### Data records
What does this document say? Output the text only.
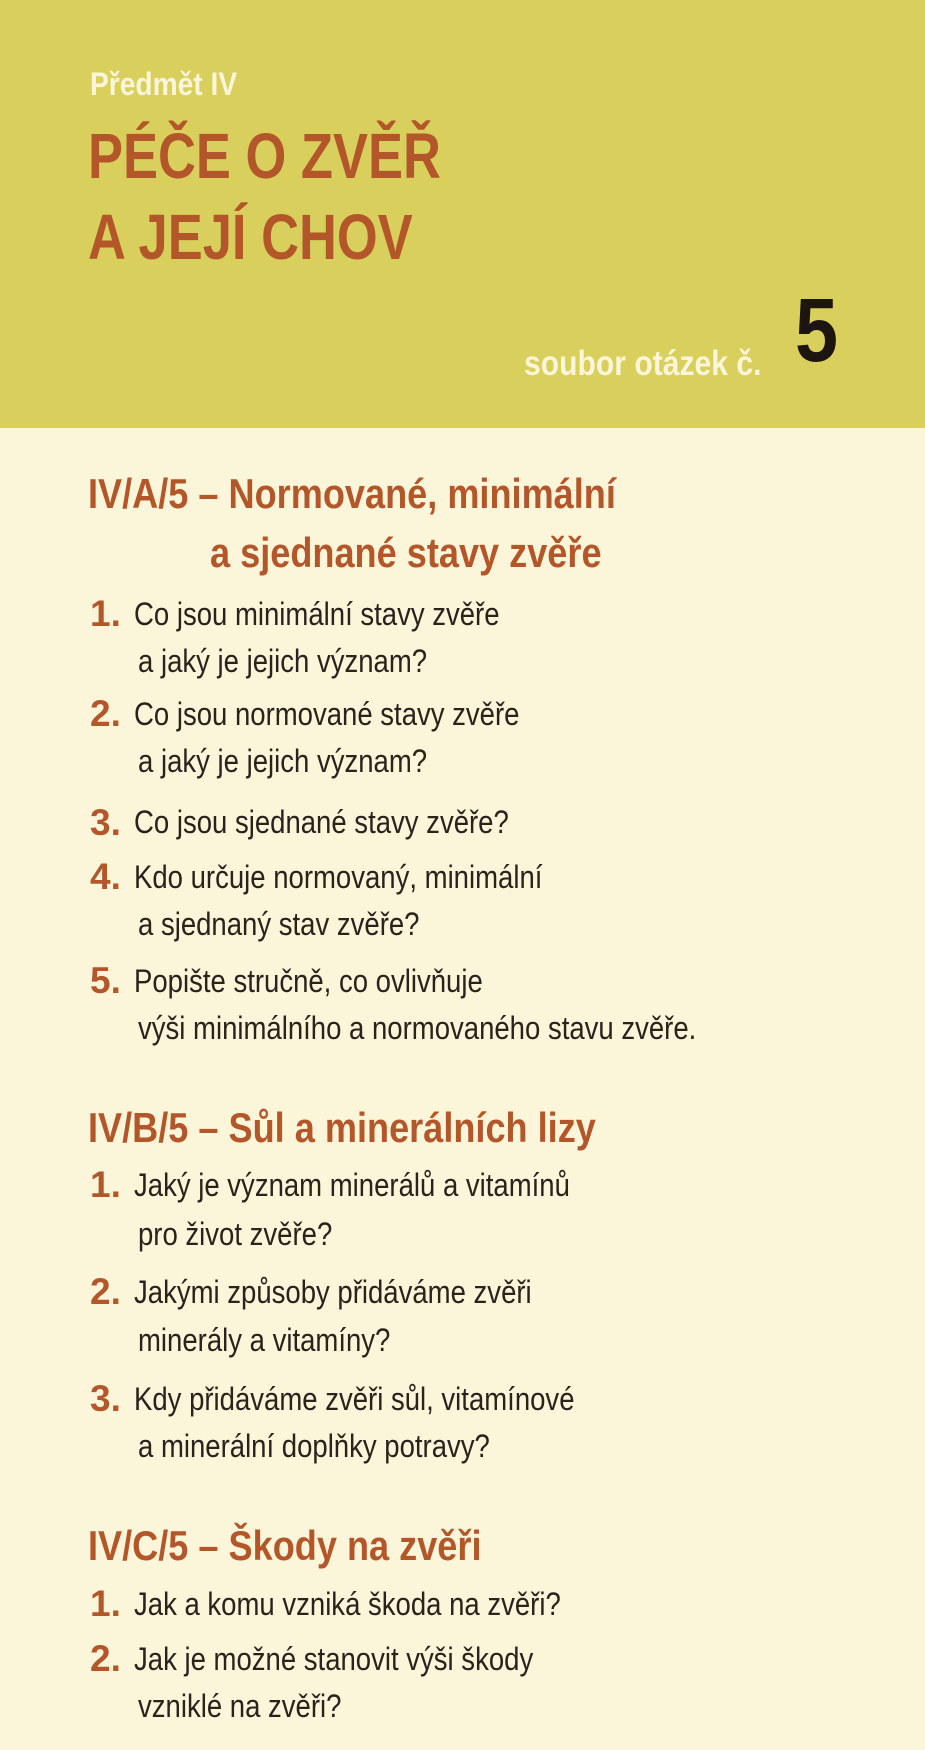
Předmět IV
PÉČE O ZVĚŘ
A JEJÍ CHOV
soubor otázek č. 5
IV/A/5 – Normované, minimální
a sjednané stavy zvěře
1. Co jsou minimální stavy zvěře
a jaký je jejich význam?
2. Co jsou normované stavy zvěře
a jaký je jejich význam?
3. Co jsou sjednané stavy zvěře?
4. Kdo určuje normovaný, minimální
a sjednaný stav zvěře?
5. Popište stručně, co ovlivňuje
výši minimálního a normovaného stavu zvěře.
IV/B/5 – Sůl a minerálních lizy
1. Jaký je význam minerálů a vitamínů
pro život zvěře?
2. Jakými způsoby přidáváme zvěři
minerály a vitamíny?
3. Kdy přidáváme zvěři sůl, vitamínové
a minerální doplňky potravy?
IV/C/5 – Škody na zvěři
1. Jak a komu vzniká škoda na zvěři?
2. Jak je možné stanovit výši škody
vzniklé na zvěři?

### Aim
Find the lines that include the string "zvěři", then copy each of them.

### Finished answer
2. Jakými způsoby přidáváme zvěři
3. Kdy přidáváme zvěři sůl, vitamínové
IV/C/5 – Škody na zvěři
1. Jak a komu vzniká škoda na zvěři?
vzniklé na zvěři?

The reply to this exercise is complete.